**THE EXERCISE**
Locate the lines where "filled" occurs and copy them as they stand.

------------------------------------------------------------

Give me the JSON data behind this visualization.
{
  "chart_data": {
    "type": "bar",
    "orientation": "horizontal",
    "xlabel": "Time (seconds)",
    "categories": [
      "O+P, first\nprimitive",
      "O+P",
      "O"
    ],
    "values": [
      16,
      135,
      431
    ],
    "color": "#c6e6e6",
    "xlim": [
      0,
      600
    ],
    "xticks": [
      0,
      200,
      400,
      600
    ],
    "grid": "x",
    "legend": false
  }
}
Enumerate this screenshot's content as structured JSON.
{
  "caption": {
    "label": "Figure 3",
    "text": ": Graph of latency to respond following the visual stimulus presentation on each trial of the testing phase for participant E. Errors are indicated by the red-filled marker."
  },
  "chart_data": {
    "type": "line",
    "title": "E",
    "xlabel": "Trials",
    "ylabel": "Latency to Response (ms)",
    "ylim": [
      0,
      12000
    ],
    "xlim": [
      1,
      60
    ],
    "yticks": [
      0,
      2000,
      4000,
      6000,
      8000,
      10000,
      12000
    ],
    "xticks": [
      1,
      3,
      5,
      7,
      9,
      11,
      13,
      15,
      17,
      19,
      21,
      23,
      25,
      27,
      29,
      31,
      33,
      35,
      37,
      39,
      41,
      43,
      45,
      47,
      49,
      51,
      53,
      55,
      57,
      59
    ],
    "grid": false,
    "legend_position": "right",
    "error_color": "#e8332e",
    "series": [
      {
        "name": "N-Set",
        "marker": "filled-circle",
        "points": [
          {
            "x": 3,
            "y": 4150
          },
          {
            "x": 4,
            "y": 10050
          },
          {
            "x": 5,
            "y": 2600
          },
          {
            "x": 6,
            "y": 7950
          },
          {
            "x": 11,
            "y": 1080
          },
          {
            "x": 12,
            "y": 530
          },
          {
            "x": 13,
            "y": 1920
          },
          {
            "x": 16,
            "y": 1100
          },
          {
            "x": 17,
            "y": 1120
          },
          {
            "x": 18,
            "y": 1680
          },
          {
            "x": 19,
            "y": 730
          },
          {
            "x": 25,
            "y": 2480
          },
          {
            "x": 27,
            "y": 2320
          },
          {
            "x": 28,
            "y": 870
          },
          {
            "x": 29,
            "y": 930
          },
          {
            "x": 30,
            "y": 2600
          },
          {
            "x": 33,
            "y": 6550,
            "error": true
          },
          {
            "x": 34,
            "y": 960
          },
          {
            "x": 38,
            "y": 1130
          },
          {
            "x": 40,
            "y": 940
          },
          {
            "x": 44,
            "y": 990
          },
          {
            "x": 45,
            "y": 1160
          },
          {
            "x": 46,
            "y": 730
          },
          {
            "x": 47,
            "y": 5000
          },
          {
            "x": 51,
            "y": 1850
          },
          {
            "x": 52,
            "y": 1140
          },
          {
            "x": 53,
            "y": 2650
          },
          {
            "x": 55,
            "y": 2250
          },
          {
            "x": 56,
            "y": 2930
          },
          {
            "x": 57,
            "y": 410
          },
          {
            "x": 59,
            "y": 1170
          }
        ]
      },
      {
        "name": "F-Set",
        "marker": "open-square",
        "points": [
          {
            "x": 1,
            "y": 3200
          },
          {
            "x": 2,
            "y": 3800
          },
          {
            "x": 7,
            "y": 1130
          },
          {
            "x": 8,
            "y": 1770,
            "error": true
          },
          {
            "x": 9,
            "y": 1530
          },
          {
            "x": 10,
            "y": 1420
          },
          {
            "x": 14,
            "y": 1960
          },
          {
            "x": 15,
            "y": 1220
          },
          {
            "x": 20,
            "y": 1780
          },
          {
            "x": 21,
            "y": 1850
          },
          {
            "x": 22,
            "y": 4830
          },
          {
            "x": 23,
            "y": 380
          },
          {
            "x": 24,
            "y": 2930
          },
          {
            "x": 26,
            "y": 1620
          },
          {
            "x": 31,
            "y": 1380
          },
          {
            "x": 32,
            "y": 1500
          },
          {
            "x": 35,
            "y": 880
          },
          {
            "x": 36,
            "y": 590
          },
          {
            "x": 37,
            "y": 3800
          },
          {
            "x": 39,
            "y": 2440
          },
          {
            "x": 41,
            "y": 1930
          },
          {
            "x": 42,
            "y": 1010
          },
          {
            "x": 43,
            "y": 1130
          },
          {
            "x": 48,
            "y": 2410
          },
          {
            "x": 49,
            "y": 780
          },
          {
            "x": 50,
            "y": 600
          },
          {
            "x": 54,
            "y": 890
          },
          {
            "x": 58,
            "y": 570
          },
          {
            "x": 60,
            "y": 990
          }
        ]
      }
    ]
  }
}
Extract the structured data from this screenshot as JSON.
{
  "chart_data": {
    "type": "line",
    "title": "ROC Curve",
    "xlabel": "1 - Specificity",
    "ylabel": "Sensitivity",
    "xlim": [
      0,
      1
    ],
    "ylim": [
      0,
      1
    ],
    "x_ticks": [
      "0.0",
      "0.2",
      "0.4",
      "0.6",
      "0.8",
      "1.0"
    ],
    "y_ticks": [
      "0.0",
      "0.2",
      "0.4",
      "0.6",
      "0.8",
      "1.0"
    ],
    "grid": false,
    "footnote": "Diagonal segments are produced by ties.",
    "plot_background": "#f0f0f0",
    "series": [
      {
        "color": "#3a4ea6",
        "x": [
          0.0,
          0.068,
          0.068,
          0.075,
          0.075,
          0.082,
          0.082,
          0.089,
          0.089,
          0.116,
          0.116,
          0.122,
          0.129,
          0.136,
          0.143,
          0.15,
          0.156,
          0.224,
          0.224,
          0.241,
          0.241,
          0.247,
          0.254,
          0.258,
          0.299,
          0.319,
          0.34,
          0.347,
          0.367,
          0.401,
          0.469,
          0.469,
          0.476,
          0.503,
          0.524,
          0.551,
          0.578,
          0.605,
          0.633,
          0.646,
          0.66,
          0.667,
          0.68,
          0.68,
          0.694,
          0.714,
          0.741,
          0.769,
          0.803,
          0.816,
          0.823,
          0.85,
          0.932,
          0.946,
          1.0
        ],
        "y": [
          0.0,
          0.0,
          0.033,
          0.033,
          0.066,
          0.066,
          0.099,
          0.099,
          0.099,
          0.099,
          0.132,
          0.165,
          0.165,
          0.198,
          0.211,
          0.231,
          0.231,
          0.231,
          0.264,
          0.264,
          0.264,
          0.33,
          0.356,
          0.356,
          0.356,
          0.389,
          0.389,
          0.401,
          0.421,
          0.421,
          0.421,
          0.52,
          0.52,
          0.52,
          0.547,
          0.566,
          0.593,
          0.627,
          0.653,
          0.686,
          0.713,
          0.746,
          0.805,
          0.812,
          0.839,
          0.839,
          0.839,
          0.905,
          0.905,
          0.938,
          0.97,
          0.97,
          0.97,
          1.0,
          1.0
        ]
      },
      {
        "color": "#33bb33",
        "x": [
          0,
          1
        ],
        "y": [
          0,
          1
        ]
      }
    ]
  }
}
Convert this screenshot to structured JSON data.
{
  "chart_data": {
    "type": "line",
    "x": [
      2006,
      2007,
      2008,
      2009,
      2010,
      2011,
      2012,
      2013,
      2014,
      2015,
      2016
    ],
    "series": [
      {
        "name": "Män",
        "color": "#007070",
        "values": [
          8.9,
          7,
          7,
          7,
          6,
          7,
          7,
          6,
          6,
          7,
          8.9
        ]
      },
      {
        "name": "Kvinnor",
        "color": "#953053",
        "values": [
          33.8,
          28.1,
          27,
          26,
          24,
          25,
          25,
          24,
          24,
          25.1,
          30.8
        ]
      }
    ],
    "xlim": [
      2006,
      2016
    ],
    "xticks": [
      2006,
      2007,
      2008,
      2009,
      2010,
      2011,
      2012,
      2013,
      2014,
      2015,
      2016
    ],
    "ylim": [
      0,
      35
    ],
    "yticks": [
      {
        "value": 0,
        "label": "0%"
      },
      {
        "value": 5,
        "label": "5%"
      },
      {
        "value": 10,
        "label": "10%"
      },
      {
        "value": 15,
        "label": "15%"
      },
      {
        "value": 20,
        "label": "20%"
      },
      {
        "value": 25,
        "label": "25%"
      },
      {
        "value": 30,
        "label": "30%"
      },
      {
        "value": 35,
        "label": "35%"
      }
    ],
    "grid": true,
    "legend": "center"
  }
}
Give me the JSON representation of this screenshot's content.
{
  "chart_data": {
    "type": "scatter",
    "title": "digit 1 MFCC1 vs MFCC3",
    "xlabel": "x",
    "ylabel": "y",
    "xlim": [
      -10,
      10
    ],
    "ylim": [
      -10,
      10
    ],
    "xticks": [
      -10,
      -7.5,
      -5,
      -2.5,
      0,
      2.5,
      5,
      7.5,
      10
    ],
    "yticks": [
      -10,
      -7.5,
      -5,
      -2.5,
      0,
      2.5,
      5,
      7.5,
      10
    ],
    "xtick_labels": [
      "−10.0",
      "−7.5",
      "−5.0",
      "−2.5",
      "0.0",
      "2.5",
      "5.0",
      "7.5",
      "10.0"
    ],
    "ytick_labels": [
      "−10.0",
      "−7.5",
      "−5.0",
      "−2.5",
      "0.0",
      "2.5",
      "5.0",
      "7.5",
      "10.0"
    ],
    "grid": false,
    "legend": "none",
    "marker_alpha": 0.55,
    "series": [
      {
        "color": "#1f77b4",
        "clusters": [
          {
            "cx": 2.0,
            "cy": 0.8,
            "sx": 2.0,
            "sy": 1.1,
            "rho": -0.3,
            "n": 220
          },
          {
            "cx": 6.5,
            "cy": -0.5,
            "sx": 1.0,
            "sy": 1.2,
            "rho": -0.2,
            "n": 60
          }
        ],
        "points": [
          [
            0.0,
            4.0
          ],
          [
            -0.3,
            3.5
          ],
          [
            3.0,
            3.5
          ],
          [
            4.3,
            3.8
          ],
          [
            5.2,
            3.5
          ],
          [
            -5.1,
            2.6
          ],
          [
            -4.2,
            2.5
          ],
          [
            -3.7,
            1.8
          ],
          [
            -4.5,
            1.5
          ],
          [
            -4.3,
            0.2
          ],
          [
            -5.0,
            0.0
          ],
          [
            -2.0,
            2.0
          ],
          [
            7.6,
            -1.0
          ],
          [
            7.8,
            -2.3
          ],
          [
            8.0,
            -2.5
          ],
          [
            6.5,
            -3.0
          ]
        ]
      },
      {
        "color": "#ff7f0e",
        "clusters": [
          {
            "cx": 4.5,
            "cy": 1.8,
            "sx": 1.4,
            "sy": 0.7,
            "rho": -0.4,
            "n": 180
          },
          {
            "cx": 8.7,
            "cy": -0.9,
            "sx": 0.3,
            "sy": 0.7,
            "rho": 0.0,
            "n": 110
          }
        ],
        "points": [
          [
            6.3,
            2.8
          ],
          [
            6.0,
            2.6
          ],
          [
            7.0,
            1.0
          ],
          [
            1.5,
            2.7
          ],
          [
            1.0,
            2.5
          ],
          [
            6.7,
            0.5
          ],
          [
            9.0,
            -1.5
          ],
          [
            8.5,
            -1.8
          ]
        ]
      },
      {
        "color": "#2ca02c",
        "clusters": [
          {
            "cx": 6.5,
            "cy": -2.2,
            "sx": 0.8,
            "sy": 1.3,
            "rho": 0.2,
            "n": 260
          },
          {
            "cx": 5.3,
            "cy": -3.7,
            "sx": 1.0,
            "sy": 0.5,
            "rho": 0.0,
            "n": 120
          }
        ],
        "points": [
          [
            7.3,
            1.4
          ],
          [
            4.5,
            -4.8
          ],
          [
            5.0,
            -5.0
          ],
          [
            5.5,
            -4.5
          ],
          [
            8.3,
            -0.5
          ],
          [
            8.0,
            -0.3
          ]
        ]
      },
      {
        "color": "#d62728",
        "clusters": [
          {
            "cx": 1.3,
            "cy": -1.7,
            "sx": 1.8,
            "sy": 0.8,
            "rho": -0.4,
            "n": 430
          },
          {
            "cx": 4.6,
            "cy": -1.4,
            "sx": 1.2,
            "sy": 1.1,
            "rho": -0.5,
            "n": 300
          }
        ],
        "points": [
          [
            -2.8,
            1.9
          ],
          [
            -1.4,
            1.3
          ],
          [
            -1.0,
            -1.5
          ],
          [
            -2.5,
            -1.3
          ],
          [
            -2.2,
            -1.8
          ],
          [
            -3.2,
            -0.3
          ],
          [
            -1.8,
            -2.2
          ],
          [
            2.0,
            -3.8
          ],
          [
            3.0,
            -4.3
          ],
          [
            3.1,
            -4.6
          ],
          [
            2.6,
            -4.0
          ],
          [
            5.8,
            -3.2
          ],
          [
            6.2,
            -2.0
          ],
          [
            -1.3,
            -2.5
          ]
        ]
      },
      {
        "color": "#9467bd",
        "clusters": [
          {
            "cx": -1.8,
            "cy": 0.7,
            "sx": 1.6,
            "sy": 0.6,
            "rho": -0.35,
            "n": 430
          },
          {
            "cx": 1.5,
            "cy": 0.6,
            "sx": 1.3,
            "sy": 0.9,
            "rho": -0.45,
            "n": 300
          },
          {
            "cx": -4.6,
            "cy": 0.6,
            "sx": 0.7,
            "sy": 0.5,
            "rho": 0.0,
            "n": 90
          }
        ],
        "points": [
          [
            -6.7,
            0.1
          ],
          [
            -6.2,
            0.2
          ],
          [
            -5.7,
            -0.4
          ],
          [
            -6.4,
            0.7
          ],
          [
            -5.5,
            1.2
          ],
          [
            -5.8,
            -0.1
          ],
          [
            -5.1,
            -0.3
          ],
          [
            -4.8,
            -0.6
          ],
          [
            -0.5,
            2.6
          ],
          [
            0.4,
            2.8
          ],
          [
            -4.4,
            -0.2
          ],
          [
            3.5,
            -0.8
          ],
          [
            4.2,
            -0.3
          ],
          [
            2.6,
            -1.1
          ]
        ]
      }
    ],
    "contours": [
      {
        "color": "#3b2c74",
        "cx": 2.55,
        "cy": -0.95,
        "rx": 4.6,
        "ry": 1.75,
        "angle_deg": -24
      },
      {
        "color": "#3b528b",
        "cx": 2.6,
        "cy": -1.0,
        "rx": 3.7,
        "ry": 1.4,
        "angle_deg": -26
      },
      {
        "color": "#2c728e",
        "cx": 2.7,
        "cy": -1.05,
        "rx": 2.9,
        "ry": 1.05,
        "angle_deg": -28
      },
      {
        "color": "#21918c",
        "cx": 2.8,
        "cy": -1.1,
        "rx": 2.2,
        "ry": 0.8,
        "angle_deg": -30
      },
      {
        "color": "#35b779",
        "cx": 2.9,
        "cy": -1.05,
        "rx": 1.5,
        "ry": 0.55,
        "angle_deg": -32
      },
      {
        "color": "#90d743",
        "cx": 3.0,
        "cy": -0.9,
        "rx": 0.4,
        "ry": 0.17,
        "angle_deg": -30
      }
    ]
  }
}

------------------------------------------------------------

**EXPECTED ANSWER**
    "text": ": Graph of latency to respond following the visual stimulus presentation on each trial of the testing phase for participant E. Errors are indicated by the red-filled marker."
        "marker": "filled-circle",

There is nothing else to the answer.